◆ BRIEF
Set down, word for word, the stretch of lines from the one containing "Output a JSON" to the end of the records below.

◆ MATERIAL FOR THIS EXERCISE

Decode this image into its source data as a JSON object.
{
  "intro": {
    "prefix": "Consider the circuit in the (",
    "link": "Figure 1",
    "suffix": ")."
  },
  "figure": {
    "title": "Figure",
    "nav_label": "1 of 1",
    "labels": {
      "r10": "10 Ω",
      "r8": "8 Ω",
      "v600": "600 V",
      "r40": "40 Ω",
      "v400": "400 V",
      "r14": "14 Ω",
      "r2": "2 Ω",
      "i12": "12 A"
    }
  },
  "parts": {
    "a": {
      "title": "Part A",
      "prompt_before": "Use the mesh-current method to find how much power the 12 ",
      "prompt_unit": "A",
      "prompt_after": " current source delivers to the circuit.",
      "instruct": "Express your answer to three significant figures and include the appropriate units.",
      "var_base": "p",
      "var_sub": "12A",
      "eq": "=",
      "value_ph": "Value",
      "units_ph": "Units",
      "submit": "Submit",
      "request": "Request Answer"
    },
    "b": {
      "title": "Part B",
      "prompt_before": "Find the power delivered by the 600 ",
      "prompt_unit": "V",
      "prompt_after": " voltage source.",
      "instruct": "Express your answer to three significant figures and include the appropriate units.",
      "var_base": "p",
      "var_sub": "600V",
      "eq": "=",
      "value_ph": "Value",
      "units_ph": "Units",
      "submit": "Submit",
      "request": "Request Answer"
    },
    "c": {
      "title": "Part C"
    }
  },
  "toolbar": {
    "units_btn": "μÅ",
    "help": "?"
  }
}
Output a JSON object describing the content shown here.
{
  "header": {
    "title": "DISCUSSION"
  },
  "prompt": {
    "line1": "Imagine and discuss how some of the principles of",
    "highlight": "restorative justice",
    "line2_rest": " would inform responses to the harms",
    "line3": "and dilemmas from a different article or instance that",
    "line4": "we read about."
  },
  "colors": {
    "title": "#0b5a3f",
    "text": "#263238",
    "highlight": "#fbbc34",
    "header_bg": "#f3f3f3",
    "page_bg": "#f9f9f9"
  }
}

◆ SOLUTION FOR THIS EXERCISE
Output a JSON object describing the content shown here.
{
  "header": {
    "title": "DISCUSSION"
  },
  "prompt": {
    "line1": "Imagine and discuss how some of the principles of",
    "highlight": "restorative justice",
    "line2_rest": " would inform responses to the harms",
    "line3": "and dilemmas from a different article or instance that",
    "line4": "we read about."
  },
  "colors": {
    "title": "#0b5a3f",
    "text": "#263238",
    "highlight": "#fbbc34",
    "header_bg": "#f3f3f3",
    "page_bg": "#f9f9f9"
  }
}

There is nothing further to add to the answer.